Copy each record exactly as it reads, leaving out any pictures it holds.

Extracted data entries
○ ○ ○ ○ ○

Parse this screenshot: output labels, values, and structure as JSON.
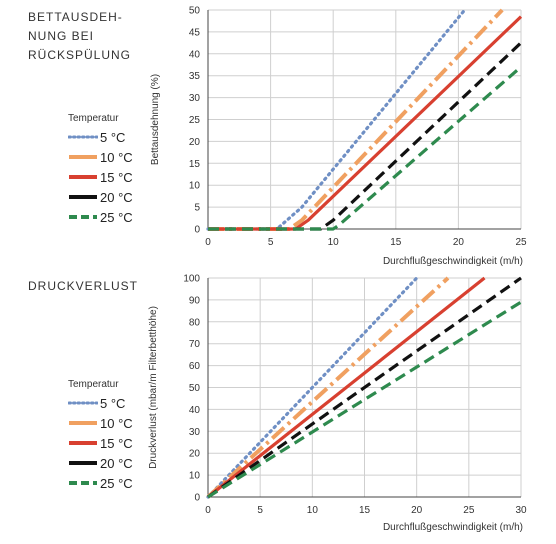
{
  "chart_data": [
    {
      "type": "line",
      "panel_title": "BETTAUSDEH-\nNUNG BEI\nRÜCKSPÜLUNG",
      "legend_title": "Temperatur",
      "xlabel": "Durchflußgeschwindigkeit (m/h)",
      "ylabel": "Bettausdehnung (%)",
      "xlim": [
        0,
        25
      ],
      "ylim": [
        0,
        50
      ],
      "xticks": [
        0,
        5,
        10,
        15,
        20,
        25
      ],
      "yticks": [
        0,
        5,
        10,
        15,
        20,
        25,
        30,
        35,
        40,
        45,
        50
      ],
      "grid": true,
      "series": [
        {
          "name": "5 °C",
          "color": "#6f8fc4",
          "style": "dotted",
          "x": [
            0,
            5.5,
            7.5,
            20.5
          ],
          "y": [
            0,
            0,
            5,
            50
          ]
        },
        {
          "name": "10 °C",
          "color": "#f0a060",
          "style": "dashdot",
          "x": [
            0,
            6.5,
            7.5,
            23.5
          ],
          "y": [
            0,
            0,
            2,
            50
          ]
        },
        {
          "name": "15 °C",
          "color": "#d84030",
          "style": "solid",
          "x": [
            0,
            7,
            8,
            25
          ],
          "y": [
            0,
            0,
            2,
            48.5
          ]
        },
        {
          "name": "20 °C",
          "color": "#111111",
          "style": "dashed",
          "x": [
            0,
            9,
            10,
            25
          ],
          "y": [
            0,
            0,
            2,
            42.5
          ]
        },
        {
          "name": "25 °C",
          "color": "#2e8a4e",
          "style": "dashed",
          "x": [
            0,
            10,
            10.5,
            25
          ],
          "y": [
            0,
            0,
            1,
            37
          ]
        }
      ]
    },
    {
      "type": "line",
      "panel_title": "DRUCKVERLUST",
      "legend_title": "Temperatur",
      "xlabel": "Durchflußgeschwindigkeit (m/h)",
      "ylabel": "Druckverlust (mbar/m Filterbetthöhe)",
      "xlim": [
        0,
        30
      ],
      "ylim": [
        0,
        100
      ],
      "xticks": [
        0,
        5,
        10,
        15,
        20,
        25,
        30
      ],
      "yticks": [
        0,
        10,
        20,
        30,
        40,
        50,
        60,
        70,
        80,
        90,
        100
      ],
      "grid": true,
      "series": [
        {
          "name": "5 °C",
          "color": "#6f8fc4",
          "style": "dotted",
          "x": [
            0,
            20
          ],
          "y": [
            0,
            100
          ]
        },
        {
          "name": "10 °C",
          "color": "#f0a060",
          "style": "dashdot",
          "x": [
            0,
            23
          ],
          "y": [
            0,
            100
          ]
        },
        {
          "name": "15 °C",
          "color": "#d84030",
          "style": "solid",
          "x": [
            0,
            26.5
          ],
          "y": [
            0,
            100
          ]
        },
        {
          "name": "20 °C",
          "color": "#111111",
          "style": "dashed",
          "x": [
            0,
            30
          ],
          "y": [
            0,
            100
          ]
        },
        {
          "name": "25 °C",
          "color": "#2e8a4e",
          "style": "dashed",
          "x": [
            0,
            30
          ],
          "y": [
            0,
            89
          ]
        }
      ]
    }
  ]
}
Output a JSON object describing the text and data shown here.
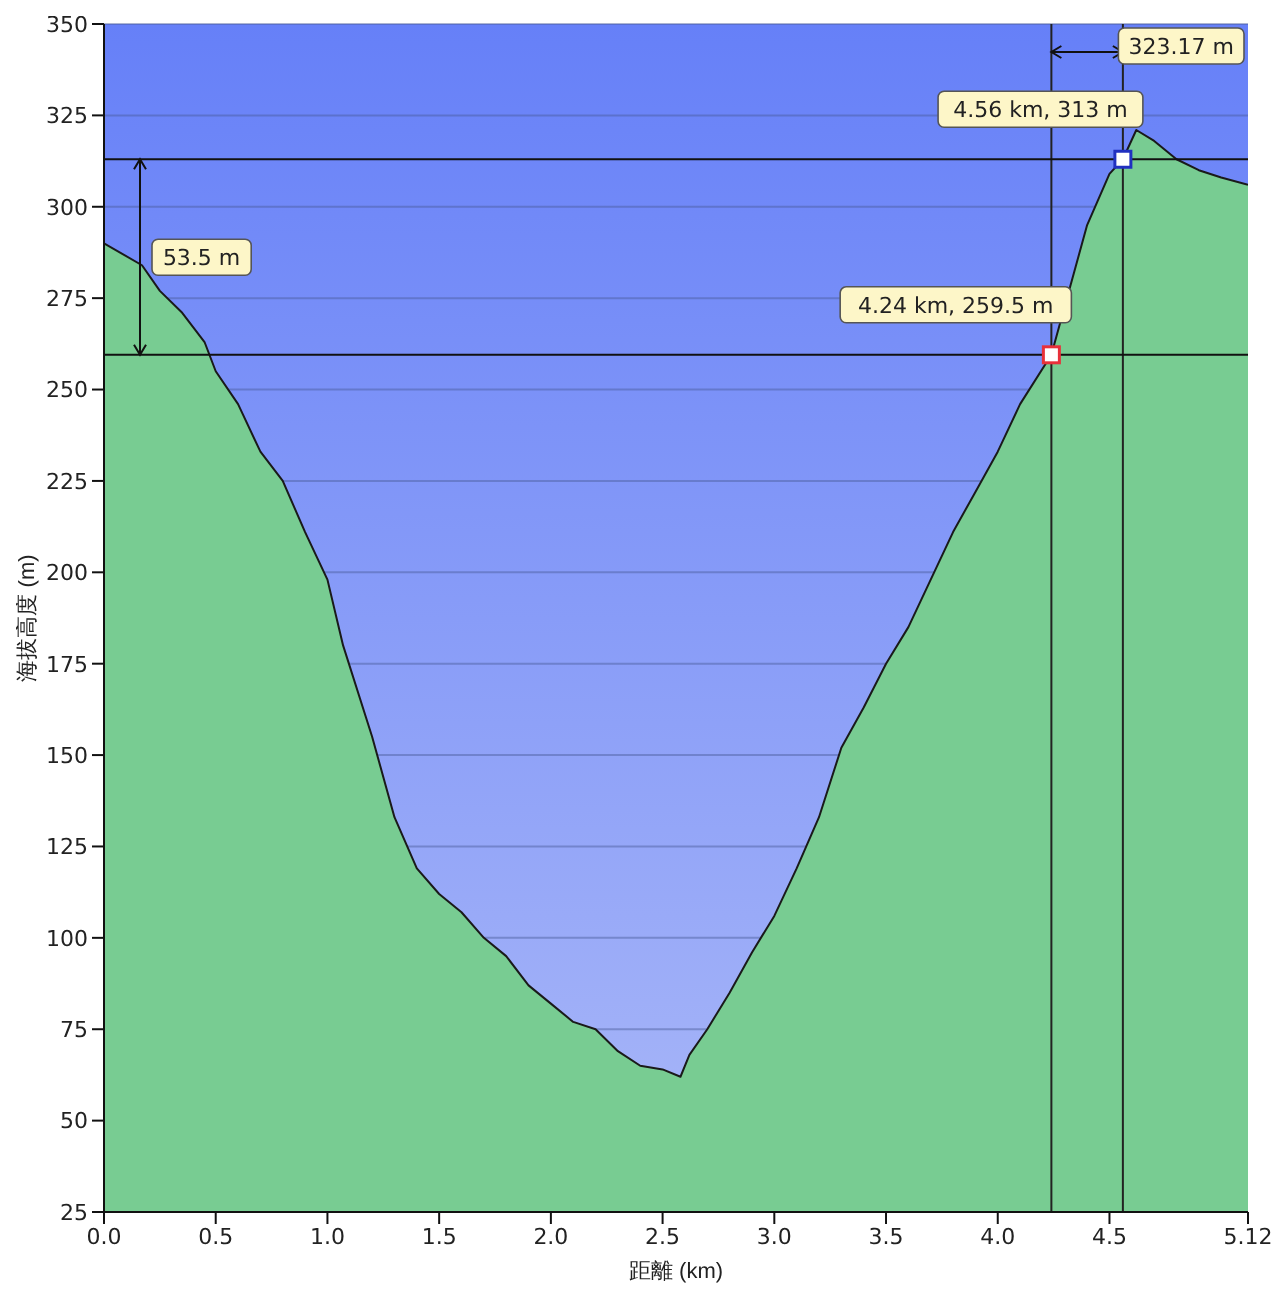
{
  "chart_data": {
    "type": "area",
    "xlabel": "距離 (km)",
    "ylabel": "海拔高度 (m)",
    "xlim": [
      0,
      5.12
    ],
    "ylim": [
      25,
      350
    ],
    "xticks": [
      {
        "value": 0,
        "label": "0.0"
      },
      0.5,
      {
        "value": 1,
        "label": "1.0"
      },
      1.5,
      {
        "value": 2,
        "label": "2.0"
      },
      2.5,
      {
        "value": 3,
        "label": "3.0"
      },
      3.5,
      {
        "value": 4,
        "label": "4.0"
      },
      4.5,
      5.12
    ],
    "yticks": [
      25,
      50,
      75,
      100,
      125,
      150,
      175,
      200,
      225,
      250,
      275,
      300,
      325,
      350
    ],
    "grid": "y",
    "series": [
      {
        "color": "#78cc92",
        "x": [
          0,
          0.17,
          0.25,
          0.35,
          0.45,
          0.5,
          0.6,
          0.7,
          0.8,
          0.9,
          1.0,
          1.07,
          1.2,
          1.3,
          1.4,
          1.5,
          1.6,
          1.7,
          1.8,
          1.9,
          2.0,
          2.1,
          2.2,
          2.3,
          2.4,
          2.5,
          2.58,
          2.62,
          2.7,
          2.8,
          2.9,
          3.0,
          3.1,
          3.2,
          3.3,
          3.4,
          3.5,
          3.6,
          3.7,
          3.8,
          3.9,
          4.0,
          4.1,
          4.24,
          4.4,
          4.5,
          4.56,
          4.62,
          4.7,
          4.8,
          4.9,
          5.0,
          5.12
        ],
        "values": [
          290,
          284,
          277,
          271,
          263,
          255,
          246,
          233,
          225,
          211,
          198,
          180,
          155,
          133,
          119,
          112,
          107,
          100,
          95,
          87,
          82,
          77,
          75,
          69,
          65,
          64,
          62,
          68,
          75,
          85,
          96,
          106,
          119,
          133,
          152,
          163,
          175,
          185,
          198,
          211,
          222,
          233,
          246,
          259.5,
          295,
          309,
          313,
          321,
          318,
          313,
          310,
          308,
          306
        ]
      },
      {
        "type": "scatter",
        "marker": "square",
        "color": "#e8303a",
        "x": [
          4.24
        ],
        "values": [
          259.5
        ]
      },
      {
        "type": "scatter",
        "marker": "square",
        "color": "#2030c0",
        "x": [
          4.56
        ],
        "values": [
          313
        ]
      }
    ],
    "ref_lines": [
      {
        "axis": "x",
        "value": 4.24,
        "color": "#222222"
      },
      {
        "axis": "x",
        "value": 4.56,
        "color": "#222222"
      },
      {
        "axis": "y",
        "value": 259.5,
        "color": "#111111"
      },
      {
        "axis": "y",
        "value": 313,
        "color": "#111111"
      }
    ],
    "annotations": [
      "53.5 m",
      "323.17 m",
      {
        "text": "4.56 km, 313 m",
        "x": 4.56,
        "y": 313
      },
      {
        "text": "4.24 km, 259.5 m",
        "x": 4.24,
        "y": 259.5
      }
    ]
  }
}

○ ○ ○ ○ ○

§ **Written solution**:
Parse this screenshot: output labels, values, and structure as JSON.
{
  "chart_data": [
    {
      "type": "line",
      "panel_title": "BETTAUSDEH-\nNUNG BEI\nRÜCKSPÜLUNG",
      "legend_title": "Temperatur",
      "xlabel": "Durchflußgeschwindigkeit (m/h)",
      "ylabel": "Bettausdehnung (%)",
      "xlim": [
        0,
        25
      ],
      "ylim": [
        0,
        50
      ],
      "xticks": [
        0,
        5,
        10,
        15,
        20,
        25
      ],
      "yticks": [
        0,
        5,
        10,
        15,
        20,
        25,
        30,
        35,
        40,
        45,
        50
      ],
      "grid": true,
      "series": [
        {
          "name": "5 °C",
          "color": "#6f8fc4",
          "style": "dotted",
          "x": [
            0,
            5.5,
            7.5,
            20.5
          ],
          "y": [
            0,
            0,
            5,
            50
          ]
        },
        {
          "name": "10 °C",
          "color": "#f0a060",
          "style": "dashdot",
          "x": [
            0,
            6.5,
            7.5,
            23.5
          ],
          "y": [
            0,
            0,
            2,
            50
          ]
        },
        {
          "name": "15 °C",
          "color": "#d84030",
          "style": "solid",
          "x": [
            0,
            7,
            8,
            25
          ],
          "y": [
            0,
            0,
            2,
            48.5
          ]
        },
        {
          "name": "20 °C",
          "color": "#111111",
          "style": "dashed",
          "x": [
            0,
            9,
            10,
            25
          ],
          "y": [
            0,
            0,
            2,
            42.5
          ]
        },
        {
          "name": "25 °C",
          "color": "#2e8a4e",
          "style": "dashed",
          "x": [
            0,
            10,
            10.5,
            25
          ],
          "y": [
            0,
            0,
            1,
            37
          ]
        }
      ]
    },
    {
      "type": "line",
      "panel_title": "DRUCKVERLUST",
      "legend_title": "Temperatur",
      "xlabel": "Durchflußgeschwindigkeit (m/h)",
      "ylabel": "Druckverlust (mbar/m Filterbetthöhe)",
      "xlim": [
        0,
        30
      ],
      "ylim": [
        0,
        100
      ],
      "xticks": [
        0,
        5,
        10,
        15,
        20,
        25,
        30
      ],
      "yticks": [
        0,
        10,
        20,
        30,
        40,
        50,
        60,
        70,
        80,
        90,
        100
      ],
      "grid": true,
      "series": [
        {
          "name": "5 °C",
          "color": "#6f8fc4",
          "style": "dotted",
          "x": [
            0,
            20
          ],
          "y": [
            0,
            100
          ]
        },
        {
          "name": "10 °C",
          "color": "#f0a060",
          "style": "dashdot",
          "x": [
            0,
            23
          ],
          "y": [
            0,
            100
          ]
        },
        {
          "name": "15 °C",
          "color": "#d84030",
          "style": "solid",
          "x": [
            0,
            26.5
          ],
          "y": [
            0,
            100
          ]
        },
        {
          "name": "20 °C",
          "color": "#111111",
          "style": "dashed",
          "x": [
            0,
            30
          ],
          "y": [
            0,
            100
          ]
        },
        {
          "name": "25 °C",
          "color": "#2e8a4e",
          "style": "dashed",
          "x": [
            0,
            30
          ],
          "y": [
            0,
            89
          ]
        }
      ]
    }
  ]
}
Output a JSON object describing the text and data shown here.
{
  "chart_data": {
    "type": "area",
    "xlabel": "距離 (km)",
    "ylabel": "海拔高度 (m)",
    "xlim": [
      0,
      5.12
    ],
    "ylim": [
      25,
      350
    ],
    "xticks": [
      {
        "value": 0,
        "label": "0.0"
      },
      0.5,
      {
        "value": 1,
        "label": "1.0"
      },
      1.5,
      {
        "value": 2,
        "label": "2.0"
      },
      2.5,
      {
        "value": 3,
        "label": "3.0"
      },
      3.5,
      {
        "value": 4,
        "label": "4.0"
      },
      4.5,
      5.12
    ],
    "yticks": [
      25,
      50,
      75,
      100,
      125,
      150,
      175,
      200,
      225,
      250,
      275,
      300,
      325,
      350
    ],
    "grid": "y",
    "series": [
      {
        "color": "#78cc92",
        "x": [
          0,
          0.17,
          0.25,
          0.35,
          0.45,
          0.5,
          0.6,
          0.7,
          0.8,
          0.9,
          1.0,
          1.07,
          1.2,
          1.3,
          1.4,
          1.5,
          1.6,
          1.7,
          1.8,
          1.9,
          2.0,
          2.1,
          2.2,
          2.3,
          2.4,
          2.5,
          2.58,
          2.62,
          2.7,
          2.8,
          2.9,
          3.0,
          3.1,
          3.2,
          3.3,
          3.4,
          3.5,
          3.6,
          3.7,
          3.8,
          3.9,
          4.0,
          4.1,
          4.24,
          4.4,
          4.5,
          4.56,
          4.62,
          4.7,
          4.8,
          4.9,
          5.0,
          5.12
        ],
        "values": [
          290,
          284,
          277,
          271,
          263,
          255,
          246,
          233,
          225,
          211,
          198,
          180,
          155,
          133,
          119,
          112,
          107,
          100,
          95,
          87,
          82,
          77,
          75,
          69,
          65,
          64,
          62,
          68,
          75,
          85,
          96,
          106,
          119,
          133,
          152,
          163,
          175,
          185,
          198,
          211,
          222,
          233,
          246,
          259.5,
          295,
          309,
          313,
          321,
          318,
          313,
          310,
          308,
          306
        ]
      },
      {
        "type": "scatter",
        "marker": "square",
        "color": "#e8303a",
        "x": [
          4.24
        ],
        "values": [
          259.5
        ]
      },
      {
        "type": "scatter",
        "marker": "square",
        "color": "#2030c0",
        "x": [
          4.56
        ],
        "values": [
          313
        ]
      }
    ],
    "ref_lines": [
      {
        "axis": "x",
        "value": 4.24,
        "color": "#222222"
      },
      {
        "axis": "x",
        "value": 4.56,
        "color": "#222222"
      },
      {
        "axis": "y",
        "value": 259.5,
        "color": "#111111"
      },
      {
        "axis": "y",
        "value": 313,
        "color": "#111111"
      }
    ],
    "annotations": [
      "53.5 m",
      "323.17 m",
      {
        "text": "4.56 km, 313 m",
        "x": 4.56,
        "y": 313
      },
      {
        "text": "4.24 km, 259.5 m",
        "x": 4.24,
        "y": 259.5
      }
    ]
  }
}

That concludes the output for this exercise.